* **GOAL 1**
Answer these questions from the text on hydrogen electron capture in neutron stars:
(a) What typical hydrogen mass fractions does it give for the accumulated material?
(b) What does it compare the new g-mode to?
(c) Where are the newly discussed non-radial g-modes trapped?
* **GOAL 2**
Please extend the text on hydrogen electron capture in neutron stars from where it stops.

* **TEXT**
==================================================

We investigate hydrogen electron capture in the ocean of neutron stars accreting at rates 10 ^ { -10 } \lesssim \dot { M } \lesssim 10 ^ { -8 } M _ { \odot } { yr ^ { -1 } } .
These stars burn the accreted hydrogen and helium unstably in the upper atmosphere ( \rho \lesssim 10 ^ { 6 } { g cm ^ { -3 } } ) and accumulate material which usually contains some small amounts of hydrogen ( mass fractions are typically X _ { r } \approx 0.1 - 0.2 ) mixed in with the heavier iron group ashes .
The subsequent evolution of this matter is determined by compression towards higher densities until electron capture on the hydrogen occurs .
We construct steady-state models of the electron captures and the subsequent neutron recombinations onto the heavy nuclei .
The density discontinuity from these captures gives rise to a new g-mode ( much like a surface wave ) , which has a lowest order ( l = 1 ) frequency of \approx 35 { Hz } ( X _ { r } / 0.1 ) ^ { 1 / 2 } on a slowly rotating ( f _ { s } \ll 30 { Hz } ) star .
We also discuss , for the first time , a new set of non-radial g-modes unique to these high accretion rate neutron stars .
These modes are “ trapped ” in the finite thickness layer where the electron captures are occurring .

==================================================

[Some records]
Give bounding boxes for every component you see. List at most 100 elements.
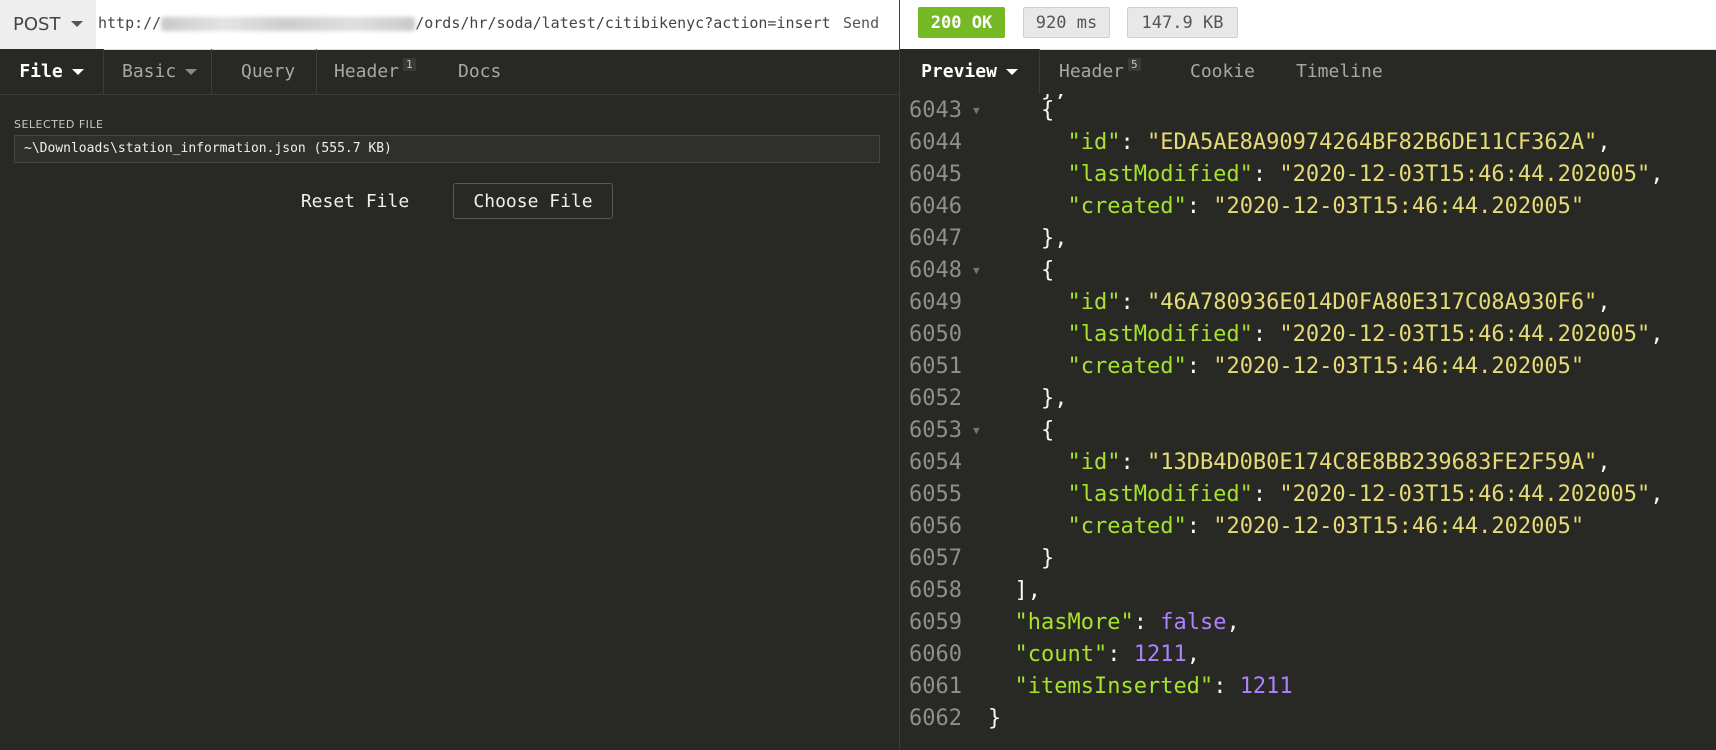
code-text: }, — [988, 386, 1068, 411]
code-line: 6044 "id": "EDA5AE8A90974264BF82B6DE11CF… — [900, 127, 1716, 159]
request-tabs: File Basic Query Header 1 Docs — [0, 49, 899, 95]
line-number: 6043 — [909, 98, 962, 123]
code-line: 6045 "lastModified": "2020-12-03T15:46:4… — [900, 159, 1716, 191]
code-line: 6060 "count": 1211, — [900, 639, 1716, 671]
redacted-host — [161, 16, 416, 31]
code-line: 6046 "created": "2020-12-03T15:46:44.202… — [900, 191, 1716, 223]
chevron-down-icon — [185, 68, 198, 75]
response-header-count-badge: 5 — [1128, 58, 1141, 71]
code-line: 6053 ▼ { — [900, 415, 1716, 447]
code-line: 6048 ▼ { — [900, 255, 1716, 287]
tab-header-label: Header — [334, 61, 400, 82]
selected-file-field: ~\Downloads\station_information.json (55… — [14, 135, 880, 163]
url-bar: POST http:// /ords/hr/soda/latest/citibik… — [0, 0, 899, 50]
line-number: 6046 — [909, 194, 962, 219]
tab-file-label: File — [19, 61, 63, 82]
header-count-badge: 1 — [403, 58, 416, 71]
code-line: 6047 }, — [900, 223, 1716, 255]
code-line: 6058 ], — [900, 575, 1716, 607]
code-line: 6052 }, — [900, 383, 1716, 415]
tab-cookie-label: Cookie — [1190, 61, 1256, 82]
tab-docs-label: Docs — [458, 61, 502, 82]
tab-response-header[interactable]: Header 5 — [1059, 49, 1141, 94]
response-size-badge: 147.9 KB — [1127, 7, 1238, 38]
reset-file-button[interactable]: Reset File — [290, 183, 420, 219]
code-text: "created": "2020-12-03T15:46:44.202005" — [1067, 194, 1585, 219]
tab-file[interactable]: File — [0, 49, 104, 94]
tab-query-label: Query — [241, 61, 296, 82]
code-text: "lastModified": "2020-12-03T15:46:44.202… — [1067, 322, 1664, 347]
send-button[interactable]: Send — [843, 14, 879, 32]
url-input[interactable]: http:// /ords/hr/soda/latest/citibikenyc?… — [98, 14, 831, 32]
tab-basic[interactable]: Basic — [122, 49, 198, 94]
fold-toggle-icon[interactable]: ▼ — [973, 415, 980, 447]
tab-timeline[interactable]: Timeline — [1296, 49, 1383, 94]
line-number: 6055 — [909, 482, 962, 507]
line-number: 6060 — [909, 642, 962, 667]
tab-docs[interactable]: Docs — [458, 49, 501, 94]
tab-cookie[interactable]: Cookie — [1190, 49, 1255, 94]
tab-divider — [211, 49, 212, 94]
line-number: 6048 — [909, 258, 962, 283]
code-text: "id": "13DB4D0B0E174C8E8BB239683FE2F59A"… — [1067, 450, 1611, 475]
url-prefix: http:// — [98, 14, 162, 32]
line-number: 6044 — [909, 130, 962, 155]
line-number: 6056 — [909, 514, 962, 539]
tab-response-header-label: Header — [1059, 61, 1125, 82]
code-text: "id": "EDA5AE8A90974264BF82B6DE11CF362A"… — [1067, 130, 1611, 155]
tab-preview[interactable]: Preview — [900, 49, 1040, 94]
chevron-down-icon — [71, 68, 84, 75]
line-number: 6057 — [909, 546, 962, 571]
code-text: "lastModified": "2020-12-03T15:46:44.202… — [1067, 482, 1664, 507]
request-pane: POST http:// /ords/hr/soda/latest/citibik… — [0, 0, 899, 750]
code-line: 6057 } — [900, 543, 1716, 575]
code-text: } — [988, 706, 1002, 731]
code-text: ], — [988, 578, 1041, 603]
code-line: 6043 ▼ { — [900, 95, 1716, 127]
code-text: "created": "2020-12-03T15:46:44.202005" — [1067, 354, 1585, 379]
response-status-bar: 200 OK 920 ms 147.9 KB — [900, 0, 1716, 50]
response-time-badge: 920 ms — [1023, 7, 1110, 38]
code-line: 6049 "id": "46A780936E014D0FA80E317C08A9… — [900, 287, 1716, 319]
code-text: "id": "46A780936E014D0FA80E317C08A930F6"… — [1067, 290, 1611, 315]
code-text: "count": 1211, — [1014, 642, 1200, 667]
response-preview-editor[interactable]: }, 6043 ▼ {6044 "id": "EDA5AE8A90974264BF… — [900, 94, 1716, 750]
code-line: 6059 "hasMore": false, — [900, 607, 1716, 639]
code-line: 6050 "lastModified": "2020-12-03T15:46:4… — [900, 319, 1716, 351]
line-number: 6061 — [909, 674, 962, 699]
method-label: POST — [13, 14, 61, 35]
line-number: 6062 — [909, 706, 962, 731]
line-number: 6051 — [909, 354, 962, 379]
code-line: 6061 "itemsInserted": 1211 — [900, 671, 1716, 703]
code-line: 6054 "id": "13DB4D0B0E174C8E8BB239683FE2… — [900, 447, 1716, 479]
code-line: 6062} — [900, 703, 1716, 735]
code-line: 6055 "lastModified": "2020-12-03T15:46:4… — [900, 479, 1716, 511]
chevron-down-icon — [71, 21, 83, 27]
code-text: } — [988, 546, 1055, 571]
line-number: 6049 — [909, 290, 962, 315]
response-pane: 200 OK 920 ms 147.9 KB Preview Header 5 … — [900, 0, 1716, 750]
method-dropdown[interactable]: POST — [0, 0, 96, 49]
line-number: 6054 — [909, 450, 962, 475]
selected-file-label: SELECTED FILE — [14, 118, 104, 131]
status-badge: 200 OK — [918, 7, 1005, 38]
line-number: 6050 — [909, 322, 962, 347]
line-number: 6045 — [909, 162, 962, 187]
fold-toggle-icon[interactable]: ▼ — [973, 255, 980, 287]
line-number: 6059 — [909, 610, 962, 635]
fold-toggle-icon[interactable]: ▼ — [973, 95, 980, 127]
line-number: 6058 — [909, 578, 962, 603]
line-number: 6047 — [909, 226, 962, 251]
tab-header[interactable]: Header 1 — [334, 49, 416, 94]
response-tabs: Preview Header 5 Cookie Timeline — [900, 49, 1716, 94]
choose-file-button[interactable]: Choose File — [453, 183, 613, 219]
code-text: "hasMore": false, — [1014, 610, 1240, 635]
code-text: { — [988, 258, 1055, 283]
code-line: 6056 "created": "2020-12-03T15:46:44.202… — [900, 511, 1716, 543]
url-path: /ords/hr/soda/latest/citibikenyc?action=… — [415, 14, 831, 32]
line-number: 6052 — [909, 386, 962, 411]
code-text: "lastModified": "2020-12-03T15:46:44.202… — [1067, 162, 1664, 187]
chevron-down-icon — [1005, 68, 1018, 75]
code-line: 6051 "created": "2020-12-03T15:46:44.202… — [900, 351, 1716, 383]
tab-query[interactable]: Query — [241, 49, 295, 94]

==================================================

* **RIGHT ANSWER 1**
(a) About 0.1 to 0.2.
(b) A surface wave.
(c) In the finite thickness layer where the electron captures are occurring.

* **RIGHT ANSWER 2**
The lowest order mode frequencies are in the 1 - 10 { Hz } range for a few radial nodes on a slowly rotating star .
Though the majority of the mode energy resides in the electron capture transition layer , the eigenmode propagates to higher altitudes above the layer and can thus be potentially observable and excited by the nuclear burning or other mechanisms .
We also show that the density jump splits the ocean ’ s thermal modes into two distinct sets , which have most of their energy either above or below the discontinuity .
We conclude by discussing how the dispersion relations for these modes are modified for a rapidly rotating ( f _ { s } \gg 30 { Hz } ) neutron star .
Whether any of these modes are observable depends on the damping mechanism and the ability to excite them , issues we will address in a future paper .